▸ Record list:
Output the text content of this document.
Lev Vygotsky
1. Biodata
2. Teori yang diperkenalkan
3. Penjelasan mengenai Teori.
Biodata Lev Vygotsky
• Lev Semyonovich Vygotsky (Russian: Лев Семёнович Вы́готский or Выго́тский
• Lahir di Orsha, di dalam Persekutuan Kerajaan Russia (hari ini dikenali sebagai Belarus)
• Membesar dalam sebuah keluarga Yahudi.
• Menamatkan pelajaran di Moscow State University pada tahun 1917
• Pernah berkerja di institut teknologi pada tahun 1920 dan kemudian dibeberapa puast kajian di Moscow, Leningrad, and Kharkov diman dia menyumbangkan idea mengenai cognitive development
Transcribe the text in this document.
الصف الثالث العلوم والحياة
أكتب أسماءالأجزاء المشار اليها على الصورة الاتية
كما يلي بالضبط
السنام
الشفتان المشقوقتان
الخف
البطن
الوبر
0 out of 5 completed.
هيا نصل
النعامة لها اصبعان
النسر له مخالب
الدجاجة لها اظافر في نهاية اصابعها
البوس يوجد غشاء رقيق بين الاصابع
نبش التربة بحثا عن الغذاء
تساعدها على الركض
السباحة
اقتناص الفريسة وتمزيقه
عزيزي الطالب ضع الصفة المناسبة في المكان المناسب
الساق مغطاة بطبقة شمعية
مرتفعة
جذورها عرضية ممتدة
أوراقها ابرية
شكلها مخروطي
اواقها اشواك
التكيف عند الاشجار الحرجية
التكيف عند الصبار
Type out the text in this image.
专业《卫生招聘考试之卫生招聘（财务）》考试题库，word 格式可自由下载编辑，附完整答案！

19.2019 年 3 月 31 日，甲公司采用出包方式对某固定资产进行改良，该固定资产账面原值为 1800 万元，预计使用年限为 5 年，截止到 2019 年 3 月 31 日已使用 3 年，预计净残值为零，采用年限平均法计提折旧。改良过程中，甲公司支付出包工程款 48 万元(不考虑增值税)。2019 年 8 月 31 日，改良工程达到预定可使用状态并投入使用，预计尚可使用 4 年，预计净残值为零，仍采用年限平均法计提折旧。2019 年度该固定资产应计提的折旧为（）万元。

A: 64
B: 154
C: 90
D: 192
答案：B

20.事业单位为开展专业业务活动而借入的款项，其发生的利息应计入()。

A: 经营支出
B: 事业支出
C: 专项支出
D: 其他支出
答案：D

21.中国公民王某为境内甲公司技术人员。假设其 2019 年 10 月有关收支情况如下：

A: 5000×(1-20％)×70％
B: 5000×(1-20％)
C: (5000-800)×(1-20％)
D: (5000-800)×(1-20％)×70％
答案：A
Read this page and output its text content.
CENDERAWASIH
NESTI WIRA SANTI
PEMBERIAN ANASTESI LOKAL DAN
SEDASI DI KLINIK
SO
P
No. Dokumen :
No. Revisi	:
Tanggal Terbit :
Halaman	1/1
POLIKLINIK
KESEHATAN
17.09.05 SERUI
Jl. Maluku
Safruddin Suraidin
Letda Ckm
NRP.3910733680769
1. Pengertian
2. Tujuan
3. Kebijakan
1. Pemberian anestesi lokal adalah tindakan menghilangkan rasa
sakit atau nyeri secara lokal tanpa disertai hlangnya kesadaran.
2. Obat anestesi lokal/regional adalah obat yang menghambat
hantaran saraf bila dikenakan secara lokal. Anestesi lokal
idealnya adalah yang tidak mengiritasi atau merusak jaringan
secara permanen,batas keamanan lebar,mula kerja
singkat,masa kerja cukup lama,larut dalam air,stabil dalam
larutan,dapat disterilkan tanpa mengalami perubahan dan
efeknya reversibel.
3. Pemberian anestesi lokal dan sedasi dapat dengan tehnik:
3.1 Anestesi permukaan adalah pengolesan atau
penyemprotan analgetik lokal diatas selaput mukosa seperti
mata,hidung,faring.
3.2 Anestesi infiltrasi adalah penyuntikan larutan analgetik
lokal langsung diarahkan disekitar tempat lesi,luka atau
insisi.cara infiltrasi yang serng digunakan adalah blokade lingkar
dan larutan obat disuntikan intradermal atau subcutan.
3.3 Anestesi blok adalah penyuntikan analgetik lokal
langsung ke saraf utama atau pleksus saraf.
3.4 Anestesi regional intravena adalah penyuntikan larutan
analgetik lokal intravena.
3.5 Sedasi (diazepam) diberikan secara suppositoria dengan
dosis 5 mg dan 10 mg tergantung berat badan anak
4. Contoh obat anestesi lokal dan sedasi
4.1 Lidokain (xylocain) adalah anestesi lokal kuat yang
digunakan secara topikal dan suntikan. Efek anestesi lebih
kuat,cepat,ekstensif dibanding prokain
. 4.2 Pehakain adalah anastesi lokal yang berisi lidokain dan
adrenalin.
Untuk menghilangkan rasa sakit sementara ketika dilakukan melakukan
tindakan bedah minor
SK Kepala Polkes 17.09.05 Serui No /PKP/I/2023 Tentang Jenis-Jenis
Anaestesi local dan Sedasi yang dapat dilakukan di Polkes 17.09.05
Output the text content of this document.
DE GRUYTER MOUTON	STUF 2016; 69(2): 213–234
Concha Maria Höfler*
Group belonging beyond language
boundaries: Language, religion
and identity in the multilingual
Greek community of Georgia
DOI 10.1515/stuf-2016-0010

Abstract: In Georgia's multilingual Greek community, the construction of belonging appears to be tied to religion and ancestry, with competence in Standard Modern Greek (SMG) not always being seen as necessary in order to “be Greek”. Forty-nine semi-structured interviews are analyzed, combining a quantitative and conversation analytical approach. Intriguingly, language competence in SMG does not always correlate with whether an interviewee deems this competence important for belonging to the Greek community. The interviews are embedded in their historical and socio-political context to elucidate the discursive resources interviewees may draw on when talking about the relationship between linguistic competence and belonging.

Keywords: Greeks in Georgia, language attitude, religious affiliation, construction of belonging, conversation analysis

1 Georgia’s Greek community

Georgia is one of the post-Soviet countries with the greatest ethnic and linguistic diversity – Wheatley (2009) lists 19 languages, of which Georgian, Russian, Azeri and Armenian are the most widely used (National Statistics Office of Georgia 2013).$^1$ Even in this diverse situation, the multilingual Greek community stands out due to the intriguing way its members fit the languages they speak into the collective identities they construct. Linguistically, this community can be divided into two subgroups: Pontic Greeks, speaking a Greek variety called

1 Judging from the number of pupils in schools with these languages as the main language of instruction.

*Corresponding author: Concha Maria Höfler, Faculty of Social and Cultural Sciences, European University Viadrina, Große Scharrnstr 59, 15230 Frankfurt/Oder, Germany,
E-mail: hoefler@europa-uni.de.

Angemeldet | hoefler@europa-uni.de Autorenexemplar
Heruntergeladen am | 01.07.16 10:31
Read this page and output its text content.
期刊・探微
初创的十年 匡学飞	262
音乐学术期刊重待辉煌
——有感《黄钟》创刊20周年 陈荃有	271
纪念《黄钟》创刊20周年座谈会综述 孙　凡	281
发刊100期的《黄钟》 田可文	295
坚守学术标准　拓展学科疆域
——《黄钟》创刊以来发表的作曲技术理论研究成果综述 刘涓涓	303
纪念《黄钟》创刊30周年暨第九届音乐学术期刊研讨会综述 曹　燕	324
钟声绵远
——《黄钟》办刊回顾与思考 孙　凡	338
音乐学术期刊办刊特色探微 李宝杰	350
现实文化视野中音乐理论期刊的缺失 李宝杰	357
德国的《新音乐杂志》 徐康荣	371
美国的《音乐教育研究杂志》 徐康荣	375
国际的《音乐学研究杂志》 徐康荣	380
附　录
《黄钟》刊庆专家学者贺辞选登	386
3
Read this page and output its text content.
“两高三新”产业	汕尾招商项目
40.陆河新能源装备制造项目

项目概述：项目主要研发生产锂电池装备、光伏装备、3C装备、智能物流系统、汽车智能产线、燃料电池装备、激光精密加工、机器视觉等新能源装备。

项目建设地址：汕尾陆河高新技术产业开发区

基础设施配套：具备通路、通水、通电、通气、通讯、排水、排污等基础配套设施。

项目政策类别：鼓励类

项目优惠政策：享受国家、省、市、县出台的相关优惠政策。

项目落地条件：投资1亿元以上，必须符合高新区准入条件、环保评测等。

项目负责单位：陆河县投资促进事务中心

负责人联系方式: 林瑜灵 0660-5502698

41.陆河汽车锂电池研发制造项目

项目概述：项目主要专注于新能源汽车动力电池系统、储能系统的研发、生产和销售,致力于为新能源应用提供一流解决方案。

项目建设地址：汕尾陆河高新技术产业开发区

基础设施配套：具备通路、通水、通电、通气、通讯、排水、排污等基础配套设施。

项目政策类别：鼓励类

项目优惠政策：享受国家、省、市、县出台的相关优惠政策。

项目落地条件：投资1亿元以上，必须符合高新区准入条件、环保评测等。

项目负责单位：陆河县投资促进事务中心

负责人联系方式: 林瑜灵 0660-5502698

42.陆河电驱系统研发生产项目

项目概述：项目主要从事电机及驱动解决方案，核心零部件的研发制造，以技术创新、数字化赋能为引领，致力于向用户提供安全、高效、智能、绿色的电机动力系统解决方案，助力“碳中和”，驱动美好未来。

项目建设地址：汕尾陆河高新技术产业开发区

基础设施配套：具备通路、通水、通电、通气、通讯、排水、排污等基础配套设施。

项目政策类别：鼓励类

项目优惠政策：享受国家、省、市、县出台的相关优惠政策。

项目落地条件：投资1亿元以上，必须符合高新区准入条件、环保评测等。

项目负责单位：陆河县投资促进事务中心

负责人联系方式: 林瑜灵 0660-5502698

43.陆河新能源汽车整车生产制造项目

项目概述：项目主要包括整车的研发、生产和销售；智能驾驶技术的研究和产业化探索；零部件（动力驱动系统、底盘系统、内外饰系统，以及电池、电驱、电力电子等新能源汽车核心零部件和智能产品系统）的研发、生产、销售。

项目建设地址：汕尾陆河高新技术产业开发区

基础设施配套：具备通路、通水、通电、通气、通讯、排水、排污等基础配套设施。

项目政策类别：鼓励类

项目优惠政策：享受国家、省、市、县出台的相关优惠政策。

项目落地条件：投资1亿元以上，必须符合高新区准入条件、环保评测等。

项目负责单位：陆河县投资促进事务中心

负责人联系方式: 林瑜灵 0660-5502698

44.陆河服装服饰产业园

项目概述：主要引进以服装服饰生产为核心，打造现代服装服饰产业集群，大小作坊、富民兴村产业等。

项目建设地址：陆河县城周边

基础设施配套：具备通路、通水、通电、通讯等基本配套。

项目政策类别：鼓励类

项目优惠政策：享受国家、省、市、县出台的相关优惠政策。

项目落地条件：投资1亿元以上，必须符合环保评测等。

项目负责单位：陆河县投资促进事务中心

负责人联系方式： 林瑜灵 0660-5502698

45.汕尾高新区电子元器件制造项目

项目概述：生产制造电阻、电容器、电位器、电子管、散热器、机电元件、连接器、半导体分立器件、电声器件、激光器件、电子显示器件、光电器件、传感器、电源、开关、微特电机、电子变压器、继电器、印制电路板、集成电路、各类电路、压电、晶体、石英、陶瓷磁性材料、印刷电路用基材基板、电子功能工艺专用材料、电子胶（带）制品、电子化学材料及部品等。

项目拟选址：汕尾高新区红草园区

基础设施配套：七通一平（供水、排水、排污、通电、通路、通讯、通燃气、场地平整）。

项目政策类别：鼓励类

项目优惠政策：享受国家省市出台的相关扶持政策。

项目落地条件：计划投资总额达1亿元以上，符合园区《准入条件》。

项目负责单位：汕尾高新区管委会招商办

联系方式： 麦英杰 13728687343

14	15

▸ Task prompt:
Each line in the entries above that includes the string "tanpa" should be extracted.

▸ Answer in full:
sakit atau nyeri secara lokal tanpa disertai hlangnya kesadaran.
larutan,dapat disterilkan tanpa mengalami perubahan dan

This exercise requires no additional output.